_What the task asks_
Reproduce the listing below in its entirety. Change nothing.
☆ ☆ ☆ ☆
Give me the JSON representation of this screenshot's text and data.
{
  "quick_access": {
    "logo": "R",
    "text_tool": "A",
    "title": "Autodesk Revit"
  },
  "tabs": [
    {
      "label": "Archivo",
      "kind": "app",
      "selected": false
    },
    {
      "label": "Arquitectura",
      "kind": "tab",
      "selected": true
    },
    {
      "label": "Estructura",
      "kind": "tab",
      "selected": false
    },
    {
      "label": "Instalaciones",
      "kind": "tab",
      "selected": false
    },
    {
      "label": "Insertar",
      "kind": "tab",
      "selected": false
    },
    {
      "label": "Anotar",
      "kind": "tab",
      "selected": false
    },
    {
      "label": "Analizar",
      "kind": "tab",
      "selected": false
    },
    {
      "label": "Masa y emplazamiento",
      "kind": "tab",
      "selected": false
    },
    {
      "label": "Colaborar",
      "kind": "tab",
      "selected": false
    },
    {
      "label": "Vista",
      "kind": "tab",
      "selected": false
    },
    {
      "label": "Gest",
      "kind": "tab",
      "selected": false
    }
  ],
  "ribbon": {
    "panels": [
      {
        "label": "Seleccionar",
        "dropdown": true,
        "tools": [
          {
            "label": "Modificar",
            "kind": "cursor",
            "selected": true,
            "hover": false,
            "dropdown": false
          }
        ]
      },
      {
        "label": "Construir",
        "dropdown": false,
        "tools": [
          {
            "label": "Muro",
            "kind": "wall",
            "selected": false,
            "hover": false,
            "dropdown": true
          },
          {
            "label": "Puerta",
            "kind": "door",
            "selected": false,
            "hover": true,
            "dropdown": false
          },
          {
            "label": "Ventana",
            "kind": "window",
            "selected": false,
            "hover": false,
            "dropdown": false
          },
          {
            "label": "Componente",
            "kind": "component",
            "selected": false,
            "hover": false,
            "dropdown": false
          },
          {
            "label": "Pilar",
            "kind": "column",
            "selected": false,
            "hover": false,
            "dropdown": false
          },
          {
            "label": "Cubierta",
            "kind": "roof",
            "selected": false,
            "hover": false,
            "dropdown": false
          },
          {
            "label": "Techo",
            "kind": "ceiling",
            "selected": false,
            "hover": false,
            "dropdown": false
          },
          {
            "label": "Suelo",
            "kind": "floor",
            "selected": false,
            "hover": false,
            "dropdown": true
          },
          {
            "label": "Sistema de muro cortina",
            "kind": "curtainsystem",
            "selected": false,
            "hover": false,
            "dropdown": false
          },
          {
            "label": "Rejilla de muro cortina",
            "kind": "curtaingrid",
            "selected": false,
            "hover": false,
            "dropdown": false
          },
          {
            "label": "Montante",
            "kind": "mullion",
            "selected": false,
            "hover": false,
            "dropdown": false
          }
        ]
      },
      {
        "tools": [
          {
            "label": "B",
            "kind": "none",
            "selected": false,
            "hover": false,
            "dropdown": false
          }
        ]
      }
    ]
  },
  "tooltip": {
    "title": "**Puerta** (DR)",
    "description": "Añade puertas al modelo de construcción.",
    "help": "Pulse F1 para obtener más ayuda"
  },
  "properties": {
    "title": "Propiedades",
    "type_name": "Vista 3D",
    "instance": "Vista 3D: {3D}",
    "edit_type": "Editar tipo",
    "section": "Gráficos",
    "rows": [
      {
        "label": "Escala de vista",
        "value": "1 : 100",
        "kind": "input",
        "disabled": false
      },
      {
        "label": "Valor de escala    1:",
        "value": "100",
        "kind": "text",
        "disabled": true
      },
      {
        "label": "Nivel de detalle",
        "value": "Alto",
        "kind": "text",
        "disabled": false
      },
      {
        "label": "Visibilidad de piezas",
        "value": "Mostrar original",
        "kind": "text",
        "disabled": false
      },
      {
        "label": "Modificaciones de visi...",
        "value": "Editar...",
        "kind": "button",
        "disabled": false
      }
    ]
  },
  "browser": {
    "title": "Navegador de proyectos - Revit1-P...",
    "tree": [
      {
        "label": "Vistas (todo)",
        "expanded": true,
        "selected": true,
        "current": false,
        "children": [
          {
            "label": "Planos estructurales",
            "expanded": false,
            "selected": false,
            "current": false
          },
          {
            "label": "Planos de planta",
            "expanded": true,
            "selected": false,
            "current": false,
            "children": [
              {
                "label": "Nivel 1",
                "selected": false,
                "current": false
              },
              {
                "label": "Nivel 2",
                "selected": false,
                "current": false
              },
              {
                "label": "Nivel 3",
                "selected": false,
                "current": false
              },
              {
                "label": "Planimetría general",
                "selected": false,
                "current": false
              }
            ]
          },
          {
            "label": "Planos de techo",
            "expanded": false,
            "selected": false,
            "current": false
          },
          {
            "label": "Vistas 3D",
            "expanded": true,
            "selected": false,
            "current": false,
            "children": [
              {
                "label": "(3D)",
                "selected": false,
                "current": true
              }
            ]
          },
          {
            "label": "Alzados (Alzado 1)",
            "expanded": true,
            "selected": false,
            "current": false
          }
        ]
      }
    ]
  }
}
☆ ☆ ☆ ☆
_Written answer_
Give me the JSON representation of this screenshot's text and data.
{
  "quick_access": {
    "logo": "R",
    "text_tool": "A",
    "title": "Autodesk Revit"
  },
  "tabs": [
    {
      "label": "Archivo",
      "kind": "app",
      "selected": false
    },
    {
      "label": "Arquitectura",
      "kind": "tab",
      "selected": true
    },
    {
      "label": "Estructura",
      "kind": "tab",
      "selected": false
    },
    {
      "label": "Instalaciones",
      "kind": "tab",
      "selected": false
    },
    {
      "label": "Insertar",
      "kind": "tab",
      "selected": false
    },
    {
      "label": "Anotar",
      "kind": "tab",
      "selected": false
    },
    {
      "label": "Analizar",
      "kind": "tab",
      "selected": false
    },
    {
      "label": "Masa y emplazamiento",
      "kind": "tab",
      "selected": false
    },
    {
      "label": "Colaborar",
      "kind": "tab",
      "selected": false
    },
    {
      "label": "Vista",
      "kind": "tab",
      "selected": false
    },
    {
      "label": "Gest",
      "kind": "tab",
      "selected": false
    }
  ],
  "ribbon": {
    "panels": [
      {
        "label": "Seleccionar",
        "dropdown": true,
        "tools": [
          {
            "label": "Modificar",
            "kind": "cursor",
            "selected": true,
            "hover": false,
            "dropdown": false
          }
        ]
      },
      {
        "label": "Construir",
        "dropdown": false,
        "tools": [
          {
            "label": "Muro",
            "kind": "wall",
            "selected": false,
            "hover": false,
            "dropdown": true
          },
          {
            "label": "Puerta",
            "kind": "door",
            "selected": false,
            "hover": true,
            "dropdown": false
          },
          {
            "label": "Ventana",
            "kind": "window",
            "selected": false,
            "hover": false,
            "dropdown": false
          },
          {
            "label": "Componente",
            "kind": "component",
            "selected": false,
            "hover": false,
            "dropdown": false
          },
          {
            "label": "Pilar",
            "kind": "column",
            "selected": false,
            "hover": false,
            "dropdown": false
          },
          {
            "label": "Cubierta",
            "kind": "roof",
            "selected": false,
            "hover": false,
            "dropdown": false
          },
          {
            "label": "Techo",
            "kind": "ceiling",
            "selected": false,
            "hover": false,
            "dropdown": false
          },
          {
            "label": "Suelo",
            "kind": "floor",
            "selected": false,
            "hover": false,
            "dropdown": true
          },
          {
            "label": "Sistema de muro cortina",
            "kind": "curtainsystem",
            "selected": false,
            "hover": false,
            "dropdown": false
          },
          {
            "label": "Rejilla de muro cortina",
            "kind": "curtaingrid",
            "selected": false,
            "hover": false,
            "dropdown": false
          },
          {
            "label": "Montante",
            "kind": "mullion",
            "selected": false,
            "hover": false,
            "dropdown": false
          }
        ]
      },
      {
        "tools": [
          {
            "label": "B",
            "kind": "none",
            "selected": false,
            "hover": false,
            "dropdown": false
          }
        ]
      }
    ]
  },
  "tooltip": {
    "title": "**Puerta** (DR)",
    "description": "Añade puertas al modelo de construcción.",
    "help": "Pulse F1 para obtener más ayuda"
  },
  "properties": {
    "title": "Propiedades",
    "type_name": "Vista 3D",
    "instance": "Vista 3D: {3D}",
    "edit_type": "Editar tipo",
    "section": "Gráficos",
    "rows": [
      {
        "label": "Escala de vista",
        "value": "1 : 100",
        "kind": "input",
        "disabled": false
      },
      {
        "label": "Valor de escala    1:",
        "value": "100",
        "kind": "text",
        "disabled": true
      },
      {
        "label": "Nivel de detalle",
        "value": "Alto",
        "kind": "text",
        "disabled": false
      },
      {
        "label": "Visibilidad de piezas",
        "value": "Mostrar original",
        "kind": "text",
        "disabled": false
      },
      {
        "label": "Modificaciones de visi...",
        "value": "Editar...",
        "kind": "button",
        "disabled": false
      }
    ]
  },
  "browser": {
    "title": "Navegador de proyectos - Revit1-P...",
    "tree": [
      {
        "label": "Vistas (todo)",
        "expanded": true,
        "selected": true,
        "current": false,
        "children": [
          {
            "label": "Planos estructurales",
            "expanded": false,
            "selected": false,
            "current": false
          },
          {
            "label": "Planos de planta",
            "expanded": true,
            "selected": false,
            "current": false,
            "children": [
              {
                "label": "Nivel 1",
                "selected": false,
                "current": false
              },
              {
                "label": "Nivel 2",
                "selected": false,
                "current": false
              },
              {
                "label": "Nivel 3",
                "selected": false,
                "current": false
              },
              {
                "label": "Planimetría general",
                "selected": false,
                "current": false
              }
            ]
          },
          {
            "label": "Planos de techo",
            "expanded": false,
            "selected": false,
            "current": false
          },
          {
            "label": "Vistas 3D",
            "expanded": true,
            "selected": false,
            "current": false,
            "children": [
              {
                "label": "(3D)",
                "selected": false,
                "current": true
              }
            ]
          },
          {
            "label": "Alzados (Alzado 1)",
            "expanded": true,
            "selected": false,
            "current": false
          }
        ]
      }
    ]
  }
}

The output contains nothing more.